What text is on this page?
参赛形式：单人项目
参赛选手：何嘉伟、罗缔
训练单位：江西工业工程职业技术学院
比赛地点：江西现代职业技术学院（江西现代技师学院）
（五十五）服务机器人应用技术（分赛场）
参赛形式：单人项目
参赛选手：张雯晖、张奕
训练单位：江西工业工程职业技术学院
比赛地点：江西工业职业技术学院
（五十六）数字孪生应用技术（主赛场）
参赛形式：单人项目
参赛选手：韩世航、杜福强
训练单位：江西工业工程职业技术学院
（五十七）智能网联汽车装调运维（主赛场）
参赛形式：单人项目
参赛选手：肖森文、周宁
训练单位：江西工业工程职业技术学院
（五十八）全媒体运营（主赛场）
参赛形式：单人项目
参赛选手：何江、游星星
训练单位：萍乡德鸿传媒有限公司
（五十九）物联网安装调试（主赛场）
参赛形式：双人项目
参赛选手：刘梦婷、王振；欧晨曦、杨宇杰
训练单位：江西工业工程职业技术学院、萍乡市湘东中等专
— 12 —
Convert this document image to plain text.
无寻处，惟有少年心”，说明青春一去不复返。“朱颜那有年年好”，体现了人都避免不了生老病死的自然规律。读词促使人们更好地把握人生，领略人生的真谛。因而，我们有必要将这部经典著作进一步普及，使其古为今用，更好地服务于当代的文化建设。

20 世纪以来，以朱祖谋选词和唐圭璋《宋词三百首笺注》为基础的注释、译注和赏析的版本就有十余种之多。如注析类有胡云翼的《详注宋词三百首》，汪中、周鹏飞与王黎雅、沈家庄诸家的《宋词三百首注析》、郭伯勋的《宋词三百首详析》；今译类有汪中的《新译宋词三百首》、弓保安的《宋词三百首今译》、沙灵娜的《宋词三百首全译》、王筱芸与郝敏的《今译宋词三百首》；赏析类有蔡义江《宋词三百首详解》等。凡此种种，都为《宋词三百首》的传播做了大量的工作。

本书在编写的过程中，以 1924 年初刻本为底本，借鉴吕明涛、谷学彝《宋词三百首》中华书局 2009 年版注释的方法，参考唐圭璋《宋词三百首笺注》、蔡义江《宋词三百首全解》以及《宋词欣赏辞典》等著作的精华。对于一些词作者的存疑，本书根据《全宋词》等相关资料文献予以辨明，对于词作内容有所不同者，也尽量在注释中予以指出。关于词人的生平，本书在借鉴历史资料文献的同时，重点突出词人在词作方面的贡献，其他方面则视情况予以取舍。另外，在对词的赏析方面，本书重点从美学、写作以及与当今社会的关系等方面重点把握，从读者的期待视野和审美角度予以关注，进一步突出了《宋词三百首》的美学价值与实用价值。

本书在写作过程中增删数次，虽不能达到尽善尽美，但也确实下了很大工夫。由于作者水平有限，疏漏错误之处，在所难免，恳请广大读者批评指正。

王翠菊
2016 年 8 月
▬▬▬▬▬▬
▶ **EXERCISE**: Can you restate every record above word for word?

▶ **TASK ANSWER**:
What text is on this page?
参赛形式：单人项目
参赛选手：何嘉伟、罗缔
训练单位：江西工业工程职业技术学院
比赛地点：江西现代职业技术学院（江西现代技师学院）
（五十五）服务机器人应用技术（分赛场）
参赛形式：单人项目
参赛选手：张雯晖、张奕
训练单位：江西工业工程职业技术学院
比赛地点：江西工业职业技术学院
（五十六）数字孪生应用技术（主赛场）
参赛形式：单人项目
参赛选手：韩世航、杜福强
训练单位：江西工业工程职业技术学院
（五十七）智能网联汽车装调运维（主赛场）
参赛形式：单人项目
参赛选手：肖森文、周宁
训练单位：江西工业工程职业技术学院
（五十八）全媒体运营（主赛场）
参赛形式：单人项目
参赛选手：何江、游星星
训练单位：萍乡德鸿传媒有限公司
（五十九）物联网安装调试（主赛场）
参赛形式：双人项目
参赛选手：刘梦婷、王振；欧晨曦、杨宇杰
训练单位：江西工业工程职业技术学院、萍乡市湘东中等专
— 12 —
Convert this document image to plain text.
无寻处，惟有少年心”，说明青春一去不复返。“朱颜那有年年好”，体现了人都避免不了生老病死的自然规律。读词促使人们更好地把握人生，领略人生的真谛。因而，我们有必要将这部经典著作进一步普及，使其古为今用，更好地服务于当代的文化建设。

20 世纪以来，以朱祖谋选词和唐圭璋《宋词三百首笺注》为基础的注释、译注和赏析的版本就有十余种之多。如注析类有胡云翼的《详注宋词三百首》，汪中、周鹏飞与王黎雅、沈家庄诸家的《宋词三百首注析》、郭伯勋的《宋词三百首详析》；今译类有汪中的《新译宋词三百首》、弓保安的《宋词三百首今译》、沙灵娜的《宋词三百首全译》、王筱芸与郝敏的《今译宋词三百首》；赏析类有蔡义江《宋词三百首详解》等。凡此种种，都为《宋词三百首》的传播做了大量的工作。

本书在编写的过程中，以 1924 年初刻本为底本，借鉴吕明涛、谷学彝《宋词三百首》中华书局 2009 年版注释的方法，参考唐圭璋《宋词三百首笺注》、蔡义江《宋词三百首全解》以及《宋词欣赏辞典》等著作的精华。对于一些词作者的存疑，本书根据《全宋词》等相关资料文献予以辨明，对于词作内容有所不同者，也尽量在注释中予以指出。关于词人的生平，本书在借鉴历史资料文献的同时，重点突出词人在词作方面的贡献，其他方面则视情况予以取舍。另外，在对词的赏析方面，本书重点从美学、写作以及与当今社会的关系等方面重点把握，从读者的期待视野和审美角度予以关注，进一步突出了《宋词三百首》的美学价值与实用价值。

本书在写作过程中增删数次，虽不能达到尽善尽美，但也确实下了很大工夫。由于作者水平有限，疏漏错误之处，在所难免，恳请广大读者批评指正。

王翠菊
2016 年 8 月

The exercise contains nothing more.